Extracted data entries
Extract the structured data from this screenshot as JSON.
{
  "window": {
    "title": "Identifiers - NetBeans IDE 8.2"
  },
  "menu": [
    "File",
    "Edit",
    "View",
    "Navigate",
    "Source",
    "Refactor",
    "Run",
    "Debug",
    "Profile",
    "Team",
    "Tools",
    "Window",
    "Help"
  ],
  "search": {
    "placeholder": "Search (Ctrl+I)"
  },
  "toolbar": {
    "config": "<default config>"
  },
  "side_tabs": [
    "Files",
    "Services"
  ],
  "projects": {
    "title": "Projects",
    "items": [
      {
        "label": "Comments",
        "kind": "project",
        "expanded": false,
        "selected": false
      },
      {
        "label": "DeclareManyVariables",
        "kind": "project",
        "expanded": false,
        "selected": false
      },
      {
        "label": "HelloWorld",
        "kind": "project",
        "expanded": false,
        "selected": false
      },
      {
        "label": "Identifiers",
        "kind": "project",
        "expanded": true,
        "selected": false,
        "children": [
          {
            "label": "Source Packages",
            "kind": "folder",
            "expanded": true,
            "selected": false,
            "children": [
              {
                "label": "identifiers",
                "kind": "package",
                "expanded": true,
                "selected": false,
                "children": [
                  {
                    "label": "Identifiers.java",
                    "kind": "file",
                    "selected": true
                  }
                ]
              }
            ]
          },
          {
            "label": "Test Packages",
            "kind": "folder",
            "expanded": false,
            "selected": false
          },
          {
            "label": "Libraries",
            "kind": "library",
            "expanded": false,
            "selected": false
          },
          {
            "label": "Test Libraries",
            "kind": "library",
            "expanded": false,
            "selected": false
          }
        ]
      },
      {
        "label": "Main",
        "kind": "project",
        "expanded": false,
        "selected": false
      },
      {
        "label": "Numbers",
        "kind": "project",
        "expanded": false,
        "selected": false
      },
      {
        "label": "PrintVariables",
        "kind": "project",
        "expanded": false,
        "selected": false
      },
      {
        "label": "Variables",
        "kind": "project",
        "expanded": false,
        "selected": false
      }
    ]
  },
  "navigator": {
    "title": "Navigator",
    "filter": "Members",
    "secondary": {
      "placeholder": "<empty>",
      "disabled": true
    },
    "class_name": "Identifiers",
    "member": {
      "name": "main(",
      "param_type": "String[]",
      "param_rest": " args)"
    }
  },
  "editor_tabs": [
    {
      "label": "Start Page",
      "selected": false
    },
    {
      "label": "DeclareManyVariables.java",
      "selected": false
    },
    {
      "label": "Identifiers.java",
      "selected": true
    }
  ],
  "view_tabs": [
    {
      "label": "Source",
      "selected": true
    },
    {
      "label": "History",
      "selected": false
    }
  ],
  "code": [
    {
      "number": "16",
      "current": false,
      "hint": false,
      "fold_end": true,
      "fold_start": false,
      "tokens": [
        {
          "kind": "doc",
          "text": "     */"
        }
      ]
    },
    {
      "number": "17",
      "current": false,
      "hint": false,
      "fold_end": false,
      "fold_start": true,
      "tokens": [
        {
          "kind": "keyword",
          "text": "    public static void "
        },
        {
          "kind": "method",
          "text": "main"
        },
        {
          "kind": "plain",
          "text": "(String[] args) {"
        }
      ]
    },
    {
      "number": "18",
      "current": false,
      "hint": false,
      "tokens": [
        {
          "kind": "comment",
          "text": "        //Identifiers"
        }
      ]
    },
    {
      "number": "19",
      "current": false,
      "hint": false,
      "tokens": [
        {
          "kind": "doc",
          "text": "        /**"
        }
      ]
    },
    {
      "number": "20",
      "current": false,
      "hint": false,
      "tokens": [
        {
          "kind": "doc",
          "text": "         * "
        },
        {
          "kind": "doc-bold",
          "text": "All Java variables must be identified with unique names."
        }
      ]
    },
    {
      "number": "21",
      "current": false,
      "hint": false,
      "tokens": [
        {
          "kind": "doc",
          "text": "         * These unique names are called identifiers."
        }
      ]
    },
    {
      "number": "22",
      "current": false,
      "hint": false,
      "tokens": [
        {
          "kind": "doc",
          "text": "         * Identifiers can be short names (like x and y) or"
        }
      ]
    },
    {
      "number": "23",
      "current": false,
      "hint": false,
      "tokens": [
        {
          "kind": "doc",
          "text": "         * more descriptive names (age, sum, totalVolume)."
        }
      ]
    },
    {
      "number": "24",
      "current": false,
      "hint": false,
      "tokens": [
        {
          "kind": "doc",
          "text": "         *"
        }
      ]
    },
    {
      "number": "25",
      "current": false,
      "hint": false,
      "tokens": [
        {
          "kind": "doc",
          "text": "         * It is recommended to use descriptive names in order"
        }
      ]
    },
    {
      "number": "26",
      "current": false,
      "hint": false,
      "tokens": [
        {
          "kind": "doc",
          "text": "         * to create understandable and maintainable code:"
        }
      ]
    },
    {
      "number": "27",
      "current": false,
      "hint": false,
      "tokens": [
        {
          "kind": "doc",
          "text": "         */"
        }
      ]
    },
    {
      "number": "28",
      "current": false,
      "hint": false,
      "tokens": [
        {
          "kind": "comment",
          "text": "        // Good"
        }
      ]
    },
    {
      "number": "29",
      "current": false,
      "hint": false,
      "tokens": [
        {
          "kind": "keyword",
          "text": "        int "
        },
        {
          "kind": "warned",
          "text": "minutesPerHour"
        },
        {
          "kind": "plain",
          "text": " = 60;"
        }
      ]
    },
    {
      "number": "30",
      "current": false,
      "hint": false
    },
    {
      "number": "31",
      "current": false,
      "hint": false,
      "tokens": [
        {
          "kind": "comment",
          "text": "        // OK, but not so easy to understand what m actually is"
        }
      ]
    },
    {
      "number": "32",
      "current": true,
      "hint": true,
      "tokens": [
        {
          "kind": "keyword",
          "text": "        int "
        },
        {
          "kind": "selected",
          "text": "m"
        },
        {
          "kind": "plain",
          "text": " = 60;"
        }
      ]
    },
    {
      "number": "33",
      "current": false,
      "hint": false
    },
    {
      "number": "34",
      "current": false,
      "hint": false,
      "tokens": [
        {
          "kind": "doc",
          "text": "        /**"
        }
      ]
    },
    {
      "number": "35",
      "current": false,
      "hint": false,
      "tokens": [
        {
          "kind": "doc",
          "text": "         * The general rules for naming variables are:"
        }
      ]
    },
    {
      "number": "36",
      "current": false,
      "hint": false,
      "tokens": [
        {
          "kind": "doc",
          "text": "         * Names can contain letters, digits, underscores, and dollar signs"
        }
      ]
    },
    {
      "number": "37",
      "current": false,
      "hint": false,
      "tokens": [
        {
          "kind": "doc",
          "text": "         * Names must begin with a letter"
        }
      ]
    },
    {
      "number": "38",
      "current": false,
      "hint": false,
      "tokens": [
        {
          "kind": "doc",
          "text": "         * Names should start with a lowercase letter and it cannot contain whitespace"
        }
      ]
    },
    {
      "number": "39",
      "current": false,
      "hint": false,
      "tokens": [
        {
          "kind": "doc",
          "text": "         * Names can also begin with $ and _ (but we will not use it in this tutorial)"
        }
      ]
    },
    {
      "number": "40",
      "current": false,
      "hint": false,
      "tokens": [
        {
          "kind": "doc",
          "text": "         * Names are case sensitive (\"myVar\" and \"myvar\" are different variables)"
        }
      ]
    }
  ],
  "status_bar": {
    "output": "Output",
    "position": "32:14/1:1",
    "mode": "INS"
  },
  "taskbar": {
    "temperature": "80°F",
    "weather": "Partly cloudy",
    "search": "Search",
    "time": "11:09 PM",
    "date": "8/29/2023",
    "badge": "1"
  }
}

▸ TASK GOAL:
Your task is to quote the listing above word for word.

▸ COMPLETE RESPONSE:
Extract the structured data from this screenshot as JSON.
{
  "window": {
    "title": "Identifiers - NetBeans IDE 8.2"
  },
  "menu": [
    "File",
    "Edit",
    "View",
    "Navigate",
    "Source",
    "Refactor",
    "Run",
    "Debug",
    "Profile",
    "Team",
    "Tools",
    "Window",
    "Help"
  ],
  "search": {
    "placeholder": "Search (Ctrl+I)"
  },
  "toolbar": {
    "config": "<default config>"
  },
  "side_tabs": [
    "Files",
    "Services"
  ],
  "projects": {
    "title": "Projects",
    "items": [
      {
        "label": "Comments",
        "kind": "project",
        "expanded": false,
        "selected": false
      },
      {
        "label": "DeclareManyVariables",
        "kind": "project",
        "expanded": false,
        "selected": false
      },
      {
        "label": "HelloWorld",
        "kind": "project",
        "expanded": false,
        "selected": false
      },
      {
        "label": "Identifiers",
        "kind": "project",
        "expanded": true,
        "selected": false,
        "children": [
          {
            "label": "Source Packages",
            "kind": "folder",
            "expanded": true,
            "selected": false,
            "children": [
              {
                "label": "identifiers",
                "kind": "package",
                "expanded": true,
                "selected": false,
                "children": [
                  {
                    "label": "Identifiers.java",
                    "kind": "file",
                    "selected": true
                  }
                ]
              }
            ]
          },
          {
            "label": "Test Packages",
            "kind": "folder",
            "expanded": false,
            "selected": false
          },
          {
            "label": "Libraries",
            "kind": "library",
            "expanded": false,
            "selected": false
          },
          {
            "label": "Test Libraries",
            "kind": "library",
            "expanded": false,
            "selected": false
          }
        ]
      },
      {
        "label": "Main",
        "kind": "project",
        "expanded": false,
        "selected": false
      },
      {
        "label": "Numbers",
        "kind": "project",
        "expanded": false,
        "selected": false
      },
      {
        "label": "PrintVariables",
        "kind": "project",
        "expanded": false,
        "selected": false
      },
      {
        "label": "Variables",
        "kind": "project",
        "expanded": false,
        "selected": false
      }
    ]
  },
  "navigator": {
    "title": "Navigator",
    "filter": "Members",
    "secondary": {
      "placeholder": "<empty>",
      "disabled": true
    },
    "class_name": "Identifiers",
    "member": {
      "name": "main(",
      "param_type": "String[]",
      "param_rest": " args)"
    }
  },
  "editor_tabs": [
    {
      "label": "Start Page",
      "selected": false
    },
    {
      "label": "DeclareManyVariables.java",
      "selected": false
    },
    {
      "label": "Identifiers.java",
      "selected": true
    }
  ],
  "view_tabs": [
    {
      "label": "Source",
      "selected": true
    },
    {
      "label": "History",
      "selected": false
    }
  ],
  "code": [
    {
      "number": "16",
      "current": false,
      "hint": false,
      "fold_end": true,
      "fold_start": false,
      "tokens": [
        {
          "kind": "doc",
          "text": "     */"
        }
      ]
    },
    {
      "number": "17",
      "current": false,
      "hint": false,
      "fold_end": false,
      "fold_start": true,
      "tokens": [
        {
          "kind": "keyword",
          "text": "    public static void "
        },
        {
          "kind": "method",
          "text": "main"
        },
        {
          "kind": "plain",
          "text": "(String[] args) {"
        }
      ]
    },
    {
      "number": "18",
      "current": false,
      "hint": false,
      "tokens": [
        {
          "kind": "comment",
          "text": "        //Identifiers"
        }
      ]
    },
    {
      "number": "19",
      "current": false,
      "hint": false,
      "tokens": [
        {
          "kind": "doc",
          "text": "        /**"
        }
      ]
    },
    {
      "number": "20",
      "current": false,
      "hint": false,
      "tokens": [
        {
          "kind": "doc",
          "text": "         * "
        },
        {
          "kind": "doc-bold",
          "text": "All Java variables must be identified with unique names."
        }
      ]
    },
    {
      "number": "21",
      "current": false,
      "hint": false,
      "tokens": [
        {
          "kind": "doc",
          "text": "         * These unique names are called identifiers."
        }
      ]
    },
    {
      "number": "22",
      "current": false,
      "hint": false,
      "tokens": [
        {
          "kind": "doc",
          "text": "         * Identifiers can be short names (like x and y) or"
        }
      ]
    },
    {
      "number": "23",
      "current": false,
      "hint": false,
      "tokens": [
        {
          "kind": "doc",
          "text": "         * more descriptive names (age, sum, totalVolume)."
        }
      ]
    },
    {
      "number": "24",
      "current": false,
      "hint": false,
      "tokens": [
        {
          "kind": "doc",
          "text": "         *"
        }
      ]
    },
    {
      "number": "25",
      "current": false,
      "hint": false,
      "tokens": [
        {
          "kind": "doc",
          "text": "         * It is recommended to use descriptive names in order"
        }
      ]
    },
    {
      "number": "26",
      "current": false,
      "hint": false,
      "tokens": [
        {
          "kind": "doc",
          "text": "         * to create understandable and maintainable code:"
        }
      ]
    },
    {
      "number": "27",
      "current": false,
      "hint": false,
      "tokens": [
        {
          "kind": "doc",
          "text": "         */"
        }
      ]
    },
    {
      "number": "28",
      "current": false,
      "hint": false,
      "tokens": [
        {
          "kind": "comment",
          "text": "        // Good"
        }
      ]
    },
    {
      "number": "29",
      "current": false,
      "hint": false,
      "tokens": [
        {
          "kind": "keyword",
          "text": "        int "
        },
        {
          "kind": "warned",
          "text": "minutesPerHour"
        },
        {
          "kind": "plain",
          "text": " = 60;"
        }
      ]
    },
    {
      "number": "30",
      "current": false,
      "hint": false
    },
    {
      "number": "31",
      "current": false,
      "hint": false,
      "tokens": [
        {
          "kind": "comment",
          "text": "        // OK, but not so easy to understand what m actually is"
        }
      ]
    },
    {
      "number": "32",
      "current": true,
      "hint": true,
      "tokens": [
        {
          "kind": "keyword",
          "text": "        int "
        },
        {
          "kind": "selected",
          "text": "m"
        },
        {
          "kind": "plain",
          "text": " = 60;"
        }
      ]
    },
    {
      "number": "33",
      "current": false,
      "hint": false
    },
    {
      "number": "34",
      "current": false,
      "hint": false,
      "tokens": [
        {
          "kind": "doc",
          "text": "        /**"
        }
      ]
    },
    {
      "number": "35",
      "current": false,
      "hint": false,
      "tokens": [
        {
          "kind": "doc",
          "text": "         * The general rules for naming variables are:"
        }
      ]
    },
    {
      "number": "36",
      "current": false,
      "hint": false,
      "tokens": [
        {
          "kind": "doc",
          "text": "         * Names can contain letters, digits, underscores, and dollar signs"
        }
      ]
    },
    {
      "number": "37",
      "current": false,
      "hint": false,
      "tokens": [
        {
          "kind": "doc",
          "text": "         * Names must begin with a letter"
        }
      ]
    },
    {
      "number": "38",
      "current": false,
      "hint": false,
      "tokens": [
        {
          "kind": "doc",
          "text": "         * Names should start with a lowercase letter and it cannot contain whitespace"
        }
      ]
    },
    {
      "number": "39",
      "current": false,
      "hint": false,
      "tokens": [
        {
          "kind": "doc",
          "text": "         * Names can also begin with $ and _ (but we will not use it in this tutorial)"
        }
      ]
    },
    {
      "number": "40",
      "current": false,
      "hint": false,
      "tokens": [
        {
          "kind": "doc",
          "text": "         * Names are case sensitive (\"myVar\" and \"myvar\" are different variables)"
        }
      ]
    }
  ],
  "status_bar": {
    "output": "Output",
    "position": "32:14/1:1",
    "mode": "INS"
  },
  "taskbar": {
    "temperature": "80°F",
    "weather": "Partly cloudy",
    "search": "Search",
    "time": "11:09 PM",
    "date": "8/29/2023",
    "badge": "1"
  }
}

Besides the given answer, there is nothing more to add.